▶ [Text shown]
────────────────

Thus, at 7:30 a.m., nearly a hundred thousand British troops​—​to the sound of whistles, drums, and bagpipes​—​climbed out of their trenches and attacked. Like other great battles, this one was supposed to break the back of the German Army and hasten the end of the war. But the Germans had endured the pounding and were waiting, guns poised, for the British infantry. “We didn’t have to aim,” said a German machine-gunner. “We just fired into them.” Before the day was over, 19,240 British soldiers lay dead, nearly twice that number wounded. Most were killed in the first hour of the attack, many within the first minutes.

July 1, 1916, marks the deadliest single day in British military history. Sir Frank Fox, a regimental historian, summarized the scene this way: “In that field of fire nothing could live.” The Battle of the Somme would rage on, inconclusively, until November 18, dragging over a million men into its vortex of suffering and death.

Twenty-four-year-old J. R. R. Tolkien, a second lieutenant in the British Expeditionary Force, was among their number​—​an experience that would shape the course of his life and literary career. Tolkien spent nearly four months in the trenches of the Somme valley, often under intense enemy fire. As he recalled years later: “One has indeed personally to come under the shadow of war to feel its full oppression.” A hundred years hence and the Somme offensive still casts its oppressive shadow across the landscape of the West. It symbolizes not only the human tragedy of an ill-conceived war but the fearsome cost of a mistaken idea: the notion of human perfectibility.

The Dogma of Human Progress

By the start of the 20th century, attitudes about war and what it could accomplish were bound up with a singular, overarching idea: the myth of progress. Perhaps the most deeply held view in the years leading up to the First World War was that Western civilization was marching inexorably forward, that human nature was evolving and improving​—​that new vistas of political, cultural, and spiritual achievement were within reach.

Herbert Spencer, who converted Darwin’s theory of evolution into a social doctrine, had much to do with this. So did the success of the scientific and industrial revolutions. “Between 1900 and 1914, technological, social and political advances swept Europe and America on a scale unknown in any such previous timespan,” writes British historian Max Hastings, “the blink of an eye in human experience.”

────────────────

▶ [Raw data]
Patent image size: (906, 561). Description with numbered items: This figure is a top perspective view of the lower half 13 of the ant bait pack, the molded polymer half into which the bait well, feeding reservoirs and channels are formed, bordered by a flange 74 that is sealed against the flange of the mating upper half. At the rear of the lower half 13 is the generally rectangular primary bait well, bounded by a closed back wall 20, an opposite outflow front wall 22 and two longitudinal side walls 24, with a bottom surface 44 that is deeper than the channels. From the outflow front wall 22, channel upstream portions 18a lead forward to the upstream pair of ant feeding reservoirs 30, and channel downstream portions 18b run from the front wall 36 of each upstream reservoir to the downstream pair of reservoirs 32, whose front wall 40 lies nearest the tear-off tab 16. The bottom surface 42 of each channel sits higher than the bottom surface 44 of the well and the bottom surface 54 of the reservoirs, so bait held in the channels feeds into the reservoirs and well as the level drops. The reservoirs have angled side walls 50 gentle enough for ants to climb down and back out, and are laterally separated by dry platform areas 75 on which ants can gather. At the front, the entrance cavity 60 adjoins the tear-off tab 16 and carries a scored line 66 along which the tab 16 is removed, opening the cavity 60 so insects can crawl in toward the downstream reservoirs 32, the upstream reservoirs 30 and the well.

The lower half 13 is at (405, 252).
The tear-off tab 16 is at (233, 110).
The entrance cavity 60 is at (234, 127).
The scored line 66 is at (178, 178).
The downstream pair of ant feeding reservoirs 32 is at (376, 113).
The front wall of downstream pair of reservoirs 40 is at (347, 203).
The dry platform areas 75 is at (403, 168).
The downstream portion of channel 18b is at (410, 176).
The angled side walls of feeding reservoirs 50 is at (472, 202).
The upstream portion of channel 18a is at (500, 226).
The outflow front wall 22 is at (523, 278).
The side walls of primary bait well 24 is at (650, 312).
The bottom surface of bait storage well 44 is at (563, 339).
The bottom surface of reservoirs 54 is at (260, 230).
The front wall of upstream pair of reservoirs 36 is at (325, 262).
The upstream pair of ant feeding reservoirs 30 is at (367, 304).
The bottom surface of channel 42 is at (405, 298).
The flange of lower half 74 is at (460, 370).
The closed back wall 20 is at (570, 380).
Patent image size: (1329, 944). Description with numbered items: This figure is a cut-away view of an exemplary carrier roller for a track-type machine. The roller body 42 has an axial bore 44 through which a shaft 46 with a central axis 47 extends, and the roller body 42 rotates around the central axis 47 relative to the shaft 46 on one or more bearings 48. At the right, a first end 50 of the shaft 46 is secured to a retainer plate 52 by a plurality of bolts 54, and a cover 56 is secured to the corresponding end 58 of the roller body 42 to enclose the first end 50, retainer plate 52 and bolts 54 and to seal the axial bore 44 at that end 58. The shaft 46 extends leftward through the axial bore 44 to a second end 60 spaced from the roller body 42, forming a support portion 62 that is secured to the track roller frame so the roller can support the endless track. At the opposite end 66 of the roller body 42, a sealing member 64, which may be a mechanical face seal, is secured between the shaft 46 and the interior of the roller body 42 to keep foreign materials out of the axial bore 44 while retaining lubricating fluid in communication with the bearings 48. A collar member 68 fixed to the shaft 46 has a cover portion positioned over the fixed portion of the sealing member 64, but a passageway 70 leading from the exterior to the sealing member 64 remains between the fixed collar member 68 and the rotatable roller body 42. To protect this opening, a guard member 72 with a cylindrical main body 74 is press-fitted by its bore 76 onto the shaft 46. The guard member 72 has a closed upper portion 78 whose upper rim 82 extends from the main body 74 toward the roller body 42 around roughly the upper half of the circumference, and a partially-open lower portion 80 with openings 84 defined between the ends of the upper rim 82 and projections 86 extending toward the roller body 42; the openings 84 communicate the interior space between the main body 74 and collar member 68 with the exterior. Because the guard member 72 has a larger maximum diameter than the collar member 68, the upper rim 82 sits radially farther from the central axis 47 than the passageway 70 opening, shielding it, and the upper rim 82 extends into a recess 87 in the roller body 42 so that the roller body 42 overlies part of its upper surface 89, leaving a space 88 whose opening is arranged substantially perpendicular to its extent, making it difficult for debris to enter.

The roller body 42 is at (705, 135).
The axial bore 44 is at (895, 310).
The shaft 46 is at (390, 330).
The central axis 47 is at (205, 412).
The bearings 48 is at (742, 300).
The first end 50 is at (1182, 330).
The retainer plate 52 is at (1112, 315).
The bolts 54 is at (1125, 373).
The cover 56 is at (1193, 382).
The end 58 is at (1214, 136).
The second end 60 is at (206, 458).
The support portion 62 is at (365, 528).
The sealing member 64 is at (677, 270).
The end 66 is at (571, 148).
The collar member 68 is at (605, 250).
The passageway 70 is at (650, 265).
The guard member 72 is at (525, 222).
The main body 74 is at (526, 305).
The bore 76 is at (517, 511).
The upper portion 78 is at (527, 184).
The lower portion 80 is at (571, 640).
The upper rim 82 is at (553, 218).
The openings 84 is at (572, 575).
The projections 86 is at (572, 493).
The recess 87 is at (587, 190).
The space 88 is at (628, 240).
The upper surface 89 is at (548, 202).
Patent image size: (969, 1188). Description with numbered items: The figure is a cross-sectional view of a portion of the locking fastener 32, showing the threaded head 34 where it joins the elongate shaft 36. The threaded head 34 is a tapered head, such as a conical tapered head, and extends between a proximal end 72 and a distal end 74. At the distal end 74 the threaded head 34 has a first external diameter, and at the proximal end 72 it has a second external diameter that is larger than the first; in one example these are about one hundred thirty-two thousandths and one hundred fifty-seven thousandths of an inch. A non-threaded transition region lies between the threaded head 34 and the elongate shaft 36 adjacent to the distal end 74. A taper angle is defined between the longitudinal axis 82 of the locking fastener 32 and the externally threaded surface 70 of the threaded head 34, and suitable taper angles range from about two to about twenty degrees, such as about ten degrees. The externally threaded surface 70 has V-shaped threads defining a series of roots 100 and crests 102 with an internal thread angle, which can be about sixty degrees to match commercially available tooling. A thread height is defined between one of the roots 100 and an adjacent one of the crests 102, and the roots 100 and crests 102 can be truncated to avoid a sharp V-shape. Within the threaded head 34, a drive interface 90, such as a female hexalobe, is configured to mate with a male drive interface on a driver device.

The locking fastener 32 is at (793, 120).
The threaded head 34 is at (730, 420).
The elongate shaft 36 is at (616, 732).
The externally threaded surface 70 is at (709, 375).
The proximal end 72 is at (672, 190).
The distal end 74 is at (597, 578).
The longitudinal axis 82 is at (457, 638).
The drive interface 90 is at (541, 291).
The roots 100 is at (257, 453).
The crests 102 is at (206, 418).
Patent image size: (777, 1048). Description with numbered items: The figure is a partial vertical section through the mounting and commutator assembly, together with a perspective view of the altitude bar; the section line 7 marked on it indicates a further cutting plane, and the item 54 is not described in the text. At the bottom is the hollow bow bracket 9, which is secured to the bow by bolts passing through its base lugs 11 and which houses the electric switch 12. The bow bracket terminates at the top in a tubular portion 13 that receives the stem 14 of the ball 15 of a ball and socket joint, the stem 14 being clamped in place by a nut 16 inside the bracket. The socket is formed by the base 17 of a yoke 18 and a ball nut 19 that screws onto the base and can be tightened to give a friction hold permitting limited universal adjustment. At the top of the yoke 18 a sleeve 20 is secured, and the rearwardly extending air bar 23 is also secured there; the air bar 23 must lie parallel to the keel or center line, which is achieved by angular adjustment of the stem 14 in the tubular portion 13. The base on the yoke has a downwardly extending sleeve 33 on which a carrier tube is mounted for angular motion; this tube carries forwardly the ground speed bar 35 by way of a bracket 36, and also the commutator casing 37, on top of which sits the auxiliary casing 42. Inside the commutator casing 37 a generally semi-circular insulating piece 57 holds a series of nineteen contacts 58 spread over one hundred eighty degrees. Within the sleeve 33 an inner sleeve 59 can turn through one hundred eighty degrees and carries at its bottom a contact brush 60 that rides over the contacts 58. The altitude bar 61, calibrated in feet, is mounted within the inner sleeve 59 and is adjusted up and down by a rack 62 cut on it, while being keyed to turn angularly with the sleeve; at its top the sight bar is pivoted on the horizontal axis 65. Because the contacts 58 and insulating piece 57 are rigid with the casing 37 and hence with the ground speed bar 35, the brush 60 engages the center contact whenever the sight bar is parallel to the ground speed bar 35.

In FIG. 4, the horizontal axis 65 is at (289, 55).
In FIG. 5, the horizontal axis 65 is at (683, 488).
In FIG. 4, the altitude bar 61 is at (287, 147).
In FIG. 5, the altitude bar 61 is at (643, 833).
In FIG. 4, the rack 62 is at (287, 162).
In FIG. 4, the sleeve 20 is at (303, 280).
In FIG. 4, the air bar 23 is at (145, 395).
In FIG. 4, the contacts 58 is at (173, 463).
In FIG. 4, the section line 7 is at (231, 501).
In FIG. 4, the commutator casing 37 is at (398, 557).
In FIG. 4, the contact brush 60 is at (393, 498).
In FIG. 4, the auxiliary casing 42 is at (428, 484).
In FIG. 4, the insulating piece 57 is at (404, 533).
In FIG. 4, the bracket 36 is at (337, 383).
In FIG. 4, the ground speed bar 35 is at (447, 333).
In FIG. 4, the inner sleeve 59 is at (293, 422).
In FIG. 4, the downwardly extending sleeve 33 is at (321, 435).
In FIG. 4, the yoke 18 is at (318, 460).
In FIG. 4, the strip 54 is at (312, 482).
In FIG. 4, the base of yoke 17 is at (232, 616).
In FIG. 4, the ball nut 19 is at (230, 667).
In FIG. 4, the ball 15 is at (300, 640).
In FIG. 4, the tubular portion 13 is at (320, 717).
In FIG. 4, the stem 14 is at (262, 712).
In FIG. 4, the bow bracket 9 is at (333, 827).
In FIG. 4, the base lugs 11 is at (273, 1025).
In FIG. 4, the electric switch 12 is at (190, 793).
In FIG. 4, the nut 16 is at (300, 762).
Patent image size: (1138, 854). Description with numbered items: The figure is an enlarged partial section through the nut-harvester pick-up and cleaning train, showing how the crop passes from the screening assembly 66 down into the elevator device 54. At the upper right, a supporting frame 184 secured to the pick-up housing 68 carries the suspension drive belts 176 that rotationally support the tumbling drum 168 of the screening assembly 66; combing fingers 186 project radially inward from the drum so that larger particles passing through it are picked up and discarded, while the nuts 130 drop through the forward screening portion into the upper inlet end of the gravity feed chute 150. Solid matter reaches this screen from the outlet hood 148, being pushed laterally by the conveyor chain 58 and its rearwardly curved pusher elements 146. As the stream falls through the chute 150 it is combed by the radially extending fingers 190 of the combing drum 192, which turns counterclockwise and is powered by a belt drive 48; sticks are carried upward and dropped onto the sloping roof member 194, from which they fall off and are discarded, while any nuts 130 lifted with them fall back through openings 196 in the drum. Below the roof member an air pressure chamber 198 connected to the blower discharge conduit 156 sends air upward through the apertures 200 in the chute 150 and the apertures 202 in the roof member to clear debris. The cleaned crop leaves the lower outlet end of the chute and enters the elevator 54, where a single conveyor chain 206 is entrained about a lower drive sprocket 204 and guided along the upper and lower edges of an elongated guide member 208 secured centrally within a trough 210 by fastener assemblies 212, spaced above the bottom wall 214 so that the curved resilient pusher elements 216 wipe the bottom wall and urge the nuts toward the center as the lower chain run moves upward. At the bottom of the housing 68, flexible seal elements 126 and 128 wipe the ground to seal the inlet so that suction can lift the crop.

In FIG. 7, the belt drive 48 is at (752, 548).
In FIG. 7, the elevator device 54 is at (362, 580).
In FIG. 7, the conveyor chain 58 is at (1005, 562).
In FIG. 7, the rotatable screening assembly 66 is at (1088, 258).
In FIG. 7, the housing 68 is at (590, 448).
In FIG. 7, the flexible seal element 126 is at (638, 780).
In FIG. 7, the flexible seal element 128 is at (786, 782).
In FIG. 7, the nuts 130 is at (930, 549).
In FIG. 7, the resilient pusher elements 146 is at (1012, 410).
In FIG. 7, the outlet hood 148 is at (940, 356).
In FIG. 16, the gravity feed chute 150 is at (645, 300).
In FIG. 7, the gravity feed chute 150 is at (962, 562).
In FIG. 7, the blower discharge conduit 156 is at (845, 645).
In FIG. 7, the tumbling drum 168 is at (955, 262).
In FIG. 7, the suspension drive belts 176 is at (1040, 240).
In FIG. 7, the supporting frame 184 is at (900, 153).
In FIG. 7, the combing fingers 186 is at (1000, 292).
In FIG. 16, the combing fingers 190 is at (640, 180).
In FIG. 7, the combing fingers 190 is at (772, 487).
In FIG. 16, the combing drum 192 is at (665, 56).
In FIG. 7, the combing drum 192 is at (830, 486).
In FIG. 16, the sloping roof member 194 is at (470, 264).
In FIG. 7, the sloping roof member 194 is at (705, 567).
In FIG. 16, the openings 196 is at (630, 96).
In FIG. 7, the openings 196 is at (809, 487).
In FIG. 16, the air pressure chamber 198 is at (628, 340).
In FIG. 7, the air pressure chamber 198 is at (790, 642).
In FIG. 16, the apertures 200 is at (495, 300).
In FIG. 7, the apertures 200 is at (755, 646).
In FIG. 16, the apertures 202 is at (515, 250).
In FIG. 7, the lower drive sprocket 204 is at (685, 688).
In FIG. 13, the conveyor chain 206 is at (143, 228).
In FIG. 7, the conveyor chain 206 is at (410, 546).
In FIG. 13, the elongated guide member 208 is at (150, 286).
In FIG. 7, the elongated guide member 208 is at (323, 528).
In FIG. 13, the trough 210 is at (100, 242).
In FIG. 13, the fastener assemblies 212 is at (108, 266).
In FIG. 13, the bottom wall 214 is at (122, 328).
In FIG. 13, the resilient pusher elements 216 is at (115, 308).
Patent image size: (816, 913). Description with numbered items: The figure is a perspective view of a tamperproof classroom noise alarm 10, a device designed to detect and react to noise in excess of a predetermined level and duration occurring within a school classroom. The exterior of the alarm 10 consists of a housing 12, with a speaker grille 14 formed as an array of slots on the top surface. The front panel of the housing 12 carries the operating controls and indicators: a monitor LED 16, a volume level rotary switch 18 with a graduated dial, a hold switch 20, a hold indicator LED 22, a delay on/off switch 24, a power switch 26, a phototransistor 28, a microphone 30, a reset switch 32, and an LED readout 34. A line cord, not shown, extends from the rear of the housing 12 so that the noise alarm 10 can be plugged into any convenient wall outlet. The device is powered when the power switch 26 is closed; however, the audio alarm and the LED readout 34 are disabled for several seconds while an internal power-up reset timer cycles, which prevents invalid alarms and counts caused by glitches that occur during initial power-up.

────────────────

▶ [Study questions]
a) Return the stretch of the Somme passage from "Twenty-four-year-old J. R. R. Tolkien, a" through "of human perfectibility.", copied word for word.
b) For each statement, say yes or no according to the Somme passage, and quote the words that decide it: (i) The British attack began at 7:30 a.m. (ii) The Battle of the Somme ended on July 1, 1916. (iii) Tolkien served as a captain.
The lines are separate material from the Somme passage.

▶ [Task-by-task outputs]
a)
Twenty-four-year-old J. R. R. Tolkien, a second lieutenant in the British Expeditionary Force, was among their number​—​an experience that would shape the course of his life and literary career. Tolkien spent nearly four months in the trenches of the Somme valley, often under intense enemy fire. As he recalled years later: “One has indeed personally to come under the shadow of war to feel its full oppression.” A hundred years hence and the Somme offensive still casts its oppressive shadow across the landscape of the West. It symbolizes not only the human tragedy of an ill-conceived war but the fearsome cost of a mistaken idea: the notion of human perfectibility.

b)
(i) Yes: "Thus, at 7:30 a.m., nearly a hundred thousand British troops​—​to the sound of whistles, drums, and bagpipes​—​climbed out of their trenches and attacked."
(ii) No: "The Battle of the Somme would rage on, inconclusively, until November 18"
(iii) No: "a second lieutenant in the British Expeditionary Force"